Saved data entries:
[START]
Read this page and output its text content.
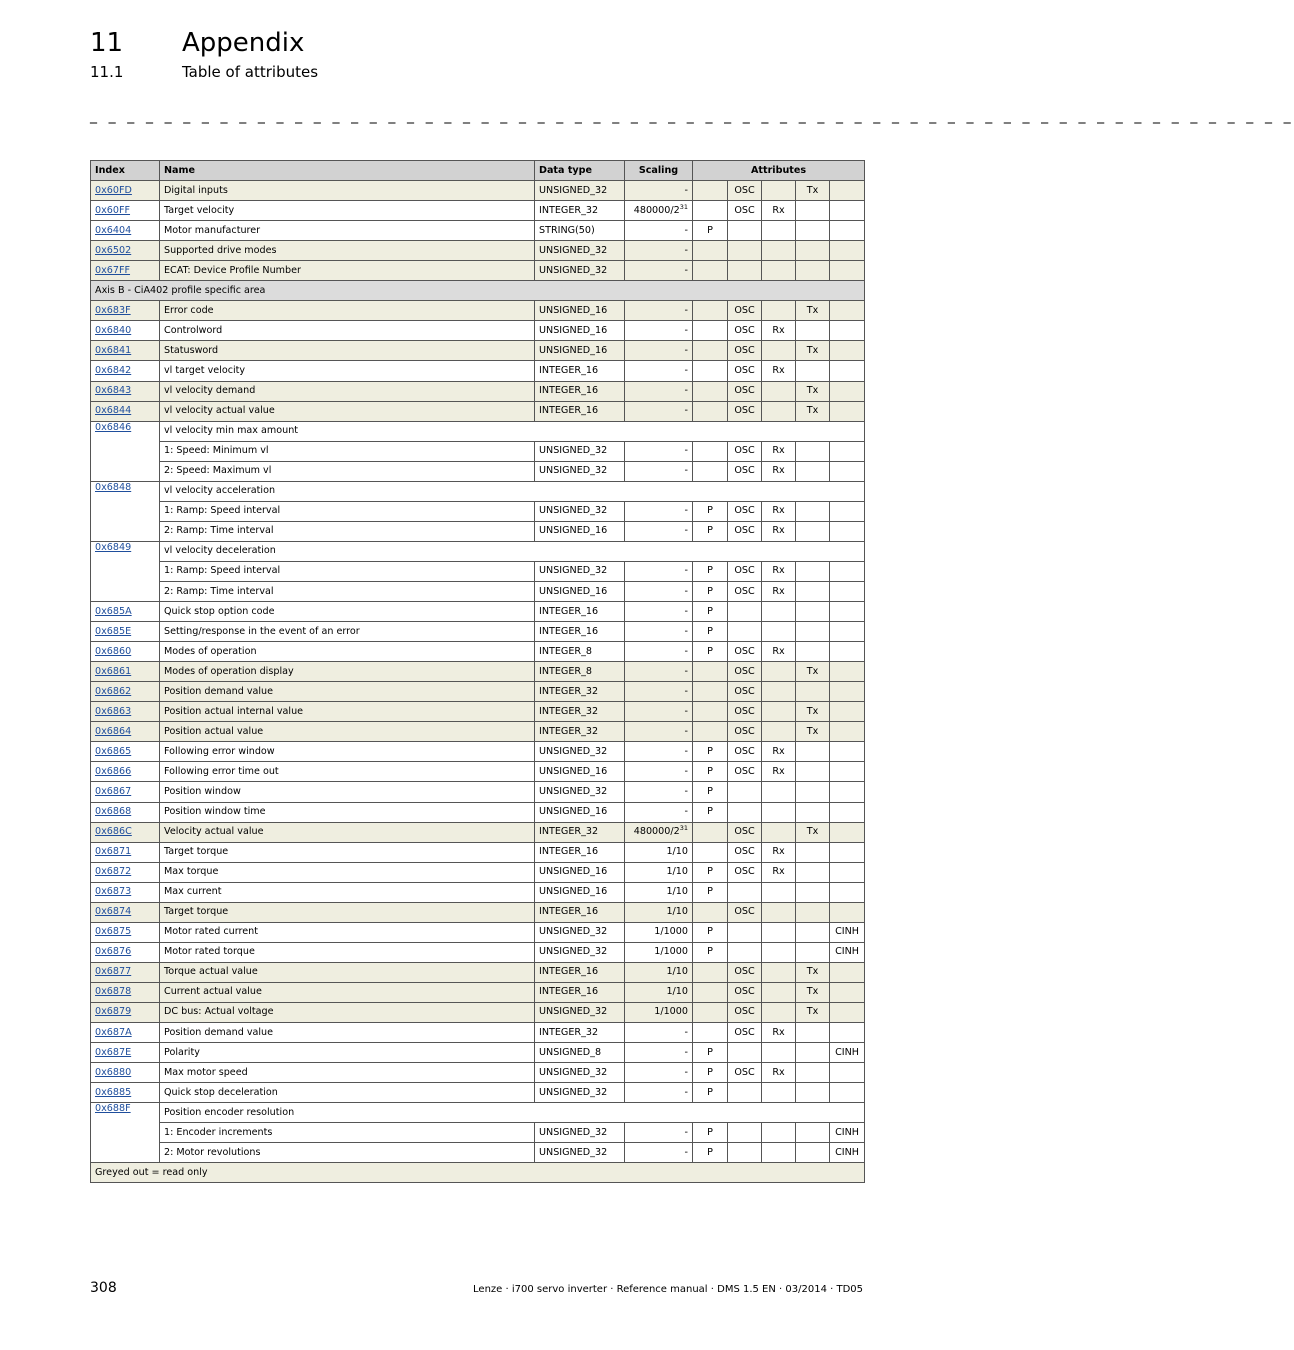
11 Appendix
11.1	Table of attributes
_ _ _ _ _ _ _ _ _ _ _ _ _ _ _ _ _ _ _ _ _ _ _ _ _ _ _ _ _ _ _ _ _ _ _ _ _ _ _ _ _ _ _ _ _ _ _ _ _ _ _ _ _ _ _ _ _ _ _ _ _ _ _ _ _
Index	Name	Data type	Scaling	Attributes				
0x60FD	Digital inputs	UNSIGNED_32	-		OSC		Tx	
0x60FF	Target velocity	INTEGER_32	$480000/2^{31}$		OSC	Rx		
0x6404	Motor manufacturer	STRING(50)	-	P				
0x6502	Supported drive modes	UNSIGNED_32	-					
0x67FF	ECAT: Device Profile Number	UNSIGNED_32	-					
Axis B - CiA402 profile specific area								
0x683F	Error code	UNSIGNED_16	-		OSC		Tx	
0x6840	Controlword	UNSIGNED_16	-		OSC	Rx		
0x6841	Statusword	UNSIGNED_16	-		OSC		Tx	
0x6842	vl target velocity	INTEGER_16	-		OSC	Rx		
0x6843	vl velocity demand	INTEGER_16	-		OSC		Tx	
0x6844	vl velocity actual value	INTEGER_16	-		OSC		Tx	
0x6846	vl velocity min max amount							
	1: Speed: Minimum vl	UNSIGNED_32	-		OSC	Rx		
	2: Speed: Maximum vl	UNSIGNED_32	-		OSC	Rx		
0x6848	vl velocity acceleration							
	1: Ramp: Speed interval	UNSIGNED_32	-	P	OSC	Rx		
	2: Ramp: Time interval	UNSIGNED_16	-	P	OSC	Rx		
0x6849	vl velocity deceleration							
	1: Ramp: Speed interval	UNSIGNED_32	-	P	OSC	Rx		
	2: Ramp: Time interval	UNSIGNED_16	-	P	OSC	Rx		
0x685A	Quick stop option code	INTEGER_16	-	P				
0x685E	Setting/response in the event of an error	INTEGER_16	-	P				
0x6860	Modes of operation	INTEGER_8	-	P	OSC	Rx		
0x6861	Modes of operation display	INTEGER_8	-		OSC		Tx	
0x6862	Position demand value	INTEGER_32	-		OSC			
0x6863	Position actual internal value	INTEGER_32	-		OSC		Tx	
0x6864	Position actual value	INTEGER_32	-		OSC		Tx	
0x6865	Following error window	UNSIGNED_32	-	P	OSC	Rx		
0x6866	Following error time out	UNSIGNED_16	-	P	OSC	Rx		
0x6867	Position window	UNSIGNED_32	-	P				
0x6868	Position window time	UNSIGNED_16	-	P				
0x686C	Velocity actual value	INTEGER_32	$480000/2^{31}$		OSC		Tx	
0x6871	Target torque	INTEGER_16	1/10		OSC	Rx		
0x6872	Max torque	UNSIGNED_16	1/10	P	OSC	Rx		
0x6873	Max current	UNSIGNED_16	1/10	P				
0x6874	Target torque	INTEGER_16	1/10		OSC			
0x6875	Motor rated current	UNSIGNED_32	1/1000	P				CINH
0x6876	Motor rated torque	UNSIGNED_32	1/1000	P				CINH
0x6877	Torque actual value	INTEGER_16	1/10		OSC		Tx	
0x6878	Current actual value	INTEGER_16	1/10		OSC		Tx	
0x6879	DC bus: Actual voltage	UNSIGNED_32	1/1000		OSC		Tx	
0x687A	Position demand value	INTEGER_32	-		OSC	Rx		
0x687E	Polarity	UNSIGNED_8	-	P				CINH
0x6880	Max motor speed	UNSIGNED_32	-	P	OSC	Rx		
0x6885	Quick stop deceleration	UNSIGNED_32	-	P				
0x688F	Position encoder resolution							
	1: Encoder increments	UNSIGNED_32	-	P				CINH
	2: Motor revolutions	UNSIGNED_32	-	P				CINH
Greyed out = read only								
308	Lenze · i700 servo inverter · Reference manual · DMS 1.5 EN · 03/2014 · TD05
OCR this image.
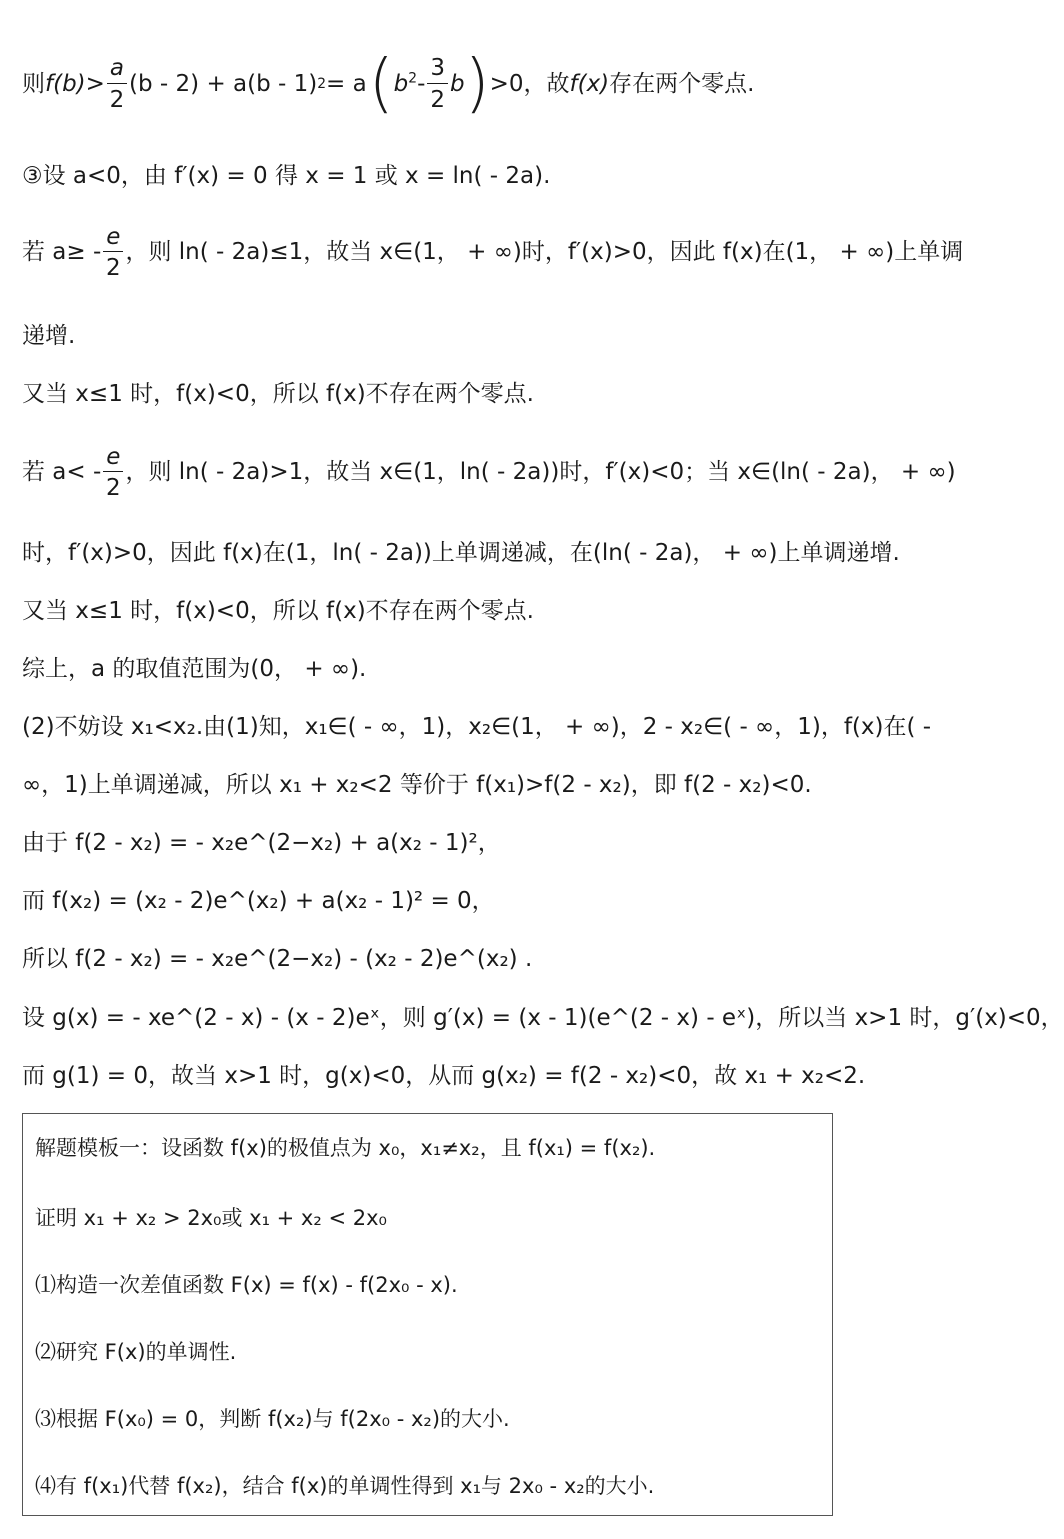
则 $f(b)> \frac{a}{2} (b - 2) + a(b - 1) 2 = a$ ( $b^2 - \frac{3}{2}$ b ) >0，故 f(x) 存在两个零点.
③设 a<0，由 f′(x) = 0 得 x = 1 或 x = ln( - 2a).
若 $a\ge - \frac{e}{2}$ ，则 ln( - 2a)≤1，故当 x∈(1， + ∞)时，f′(x)>0，因此 f(x)在(1， + ∞)上单调
递增.
又当 x≤1 时，f(x)<0，所以 f(x)不存在两个零点.
若 $a< - \frac{e}{2}$ ，则 ln( - 2a)>1，故当 x∈(1，ln( - 2a))时，f′(x)<0；当 x∈(ln( - 2a)， + ∞)
时，f′(x)>0，因此 f(x)在(1，ln( - 2a))上单调递减，在(ln( - 2a)， + ∞)上单调递增.
又当 x≤1 时，f(x)<0，所以 f(x)不存在两个零点.
综上，a 的取值范围为(0， + ∞).
(2)不妨设 x₁<x₂.由(1)知，x₁∈( - ∞，1)，x₂∈(1， + ∞)，2 - x₂∈( - ∞，1)，f(x)在( -
∞，1)上单调递减，所以 x₁ + x₂<2 等价于 f(x₁)>f(2 - x₂)，即 f(2 - x₂)<0.
由于 f(2 - x₂) = - x₂e^(2−x₂) + a(x₂ - 1)²，
而 f(x₂) = (x₂ - 2)e^(x₂) + a(x₂ - 1)² = 0，
所以 f(2 - x₂) = - x₂e^(2−x₂) - (x₂ - 2)e^(x₂) .
设 g(x) = - xe^(2 - x) - (x - 2)eˣ，则 g′(x) = (x - 1)(e^(2 - x) - eˣ)，所以当 x>1 时，g′(x)<0，
而 g(1) = 0，故当 x>1 时，g(x)<0，从而 g(x₂) = f(2 - x₂)<0，故 x₁ + x₂<2.
解题模板一：设函数 f(x)的极值点为 x₀，x₁≠x₂，且 f(x₁) = f(x₂).
证明 x₁ + x₂ > 2x₀或 x₁ + x₂ < 2x₀
⑴构造一次差值函数 F(x) = f(x) - f(2x₀ - x).
⑵研究 F(x)的单调性.
⑶根据 F(x₀) = 0，判断 f(x₂)与 f(2x₀ - x₂)的大小.
⑷有 f(x₁)代替 f(x₂)，结合 f(x)的单调性得到 x₁与 2x₀ - x₂的大小.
[END]
Write out the listing above again, exactly, but with no pictures in the copy.

Read this page and output its text content.
11 Appendix
11.1	Table of attributes
_ _ _ _ _ _ _ _ _ _ _ _ _ _ _ _ _ _ _ _ _ _ _ _ _ _ _ _ _ _ _ _ _ _ _ _ _ _ _ _ _ _ _ _ _ _ _ _ _ _ _ _ _ _ _ _ _ _ _ _ _ _ _ _ _
Index	Name	Data type	Scaling	Attributes				
0x60FD	Digital inputs	UNSIGNED_32	-		OSC		Tx	
0x60FF	Target velocity	INTEGER_32	$480000/2^{31}$		OSC	Rx		
0x6404	Motor manufacturer	STRING(50)	-	P				
0x6502	Supported drive modes	UNSIGNED_32	-					
0x67FF	ECAT: Device Profile Number	UNSIGNED_32	-					
Axis B - CiA402 profile specific area								
0x683F	Error code	UNSIGNED_16	-		OSC		Tx	
0x6840	Controlword	UNSIGNED_16	-		OSC	Rx		
0x6841	Statusword	UNSIGNED_16	-		OSC		Tx	
0x6842	vl target velocity	INTEGER_16	-		OSC	Rx		
0x6843	vl velocity demand	INTEGER_16	-		OSC		Tx	
0x6844	vl velocity actual value	INTEGER_16	-		OSC		Tx	
0x6846	vl velocity min max amount							
	1: Speed: Minimum vl	UNSIGNED_32	-		OSC	Rx		
	2: Speed: Maximum vl	UNSIGNED_32	-		OSC	Rx		
0x6848	vl velocity acceleration							
	1: Ramp: Speed interval	UNSIGNED_32	-	P	OSC	Rx		
	2: Ramp: Time interval	UNSIGNED_16	-	P	OSC	Rx		
0x6849	vl velocity deceleration							
	1: Ramp: Speed interval	UNSIGNED_32	-	P	OSC	Rx		
	2: Ramp: Time interval	UNSIGNED_16	-	P	OSC	Rx		
0x685A	Quick stop option code	INTEGER_16	-	P				
0x685E	Setting/response in the event of an error	INTEGER_16	-	P				
0x6860	Modes of operation	INTEGER_8	-	P	OSC	Rx		
0x6861	Modes of operation display	INTEGER_8	-		OSC		Tx	
0x6862	Position demand value	INTEGER_32	-		OSC			
0x6863	Position actual internal value	INTEGER_32	-		OSC		Tx	
0x6864	Position actual value	INTEGER_32	-		OSC		Tx	
0x6865	Following error window	UNSIGNED_32	-	P	OSC	Rx		
0x6866	Following error time out	UNSIGNED_16	-	P	OSC	Rx		
0x6867	Position window	UNSIGNED_32	-	P				
0x6868	Position window time	UNSIGNED_16	-	P				
0x686C	Velocity actual value	INTEGER_32	$480000/2^{31}$		OSC		Tx	
0x6871	Target torque	INTEGER_16	1/10		OSC	Rx		
0x6872	Max torque	UNSIGNED_16	1/10	P	OSC	Rx		
0x6873	Max current	UNSIGNED_16	1/10	P				
0x6874	Target torque	INTEGER_16	1/10		OSC			
0x6875	Motor rated current	UNSIGNED_32	1/1000	P				CINH
0x6876	Motor rated torque	UNSIGNED_32	1/1000	P				CINH
0x6877	Torque actual value	INTEGER_16	1/10		OSC		Tx	
0x6878	Current actual value	INTEGER_16	1/10		OSC		Tx	
0x6879	DC bus: Actual voltage	UNSIGNED_32	1/1000		OSC		Tx	
0x687A	Position demand value	INTEGER_32	-		OSC	Rx		
0x687E	Polarity	UNSIGNED_8	-	P				CINH
0x6880	Max motor speed	UNSIGNED_32	-	P	OSC	Rx		
0x6885	Quick stop deceleration	UNSIGNED_32	-	P				
0x688F	Position encoder resolution							
	1: Encoder increments	UNSIGNED_32	-	P				CINH
	2: Motor revolutions	UNSIGNED_32	-	P				CINH
Greyed out = read only								
308	Lenze · i700 servo inverter · Reference manual · DMS 1.5 EN · 03/2014 · TD05
OCR this image.
则 $f(b)> \frac{a}{2} (b - 2) + a(b - 1) 2 = a$ ( $b^2 - \frac{3}{2}$ b ) >0，故 f(x) 存在两个零点.
③设 a<0，由 f′(x) = 0 得 x = 1 或 x = ln( - 2a).
若 $a\ge - \frac{e}{2}$ ，则 ln( - 2a)≤1，故当 x∈(1， + ∞)时，f′(x)>0，因此 f(x)在(1， + ∞)上单调
递增.
又当 x≤1 时，f(x)<0，所以 f(x)不存在两个零点.
若 $a< - \frac{e}{2}$ ，则 ln( - 2a)>1，故当 x∈(1，ln( - 2a))时，f′(x)<0；当 x∈(ln( - 2a)， + ∞)
时，f′(x)>0，因此 f(x)在(1，ln( - 2a))上单调递减，在(ln( - 2a)， + ∞)上单调递增.
又当 x≤1 时，f(x)<0，所以 f(x)不存在两个零点.
综上，a 的取值范围为(0， + ∞).
(2)不妨设 x₁<x₂.由(1)知，x₁∈( - ∞，1)，x₂∈(1， + ∞)，2 - x₂∈( - ∞，1)，f(x)在( -
∞，1)上单调递减，所以 x₁ + x₂<2 等价于 f(x₁)>f(2 - x₂)，即 f(2 - x₂)<0.
由于 f(2 - x₂) = - x₂e^(2−x₂) + a(x₂ - 1)²，
而 f(x₂) = (x₂ - 2)e^(x₂) + a(x₂ - 1)² = 0，
所以 f(2 - x₂) = - x₂e^(2−x₂) - (x₂ - 2)e^(x₂) .
设 g(x) = - xe^(2 - x) - (x - 2)eˣ，则 g′(x) = (x - 1)(e^(2 - x) - eˣ)，所以当 x>1 时，g′(x)<0，
而 g(1) = 0，故当 x>1 时，g(x)<0，从而 g(x₂) = f(2 - x₂)<0，故 x₁ + x₂<2.
解题模板一：设函数 f(x)的极值点为 x₀，x₁≠x₂，且 f(x₁) = f(x₂).
证明 x₁ + x₂ > 2x₀或 x₁ + x₂ < 2x₀
⑴构造一次差值函数 F(x) = f(x) - f(2x₀ - x).
⑵研究 F(x)的单调性.
⑶根据 F(x₀) = 0，判断 f(x₂)与 f(2x₀ - x₂)的大小.
⑷有 f(x₁)代替 f(x₂)，结合 f(x)的单调性得到 x₁与 2x₀ - x₂的大小.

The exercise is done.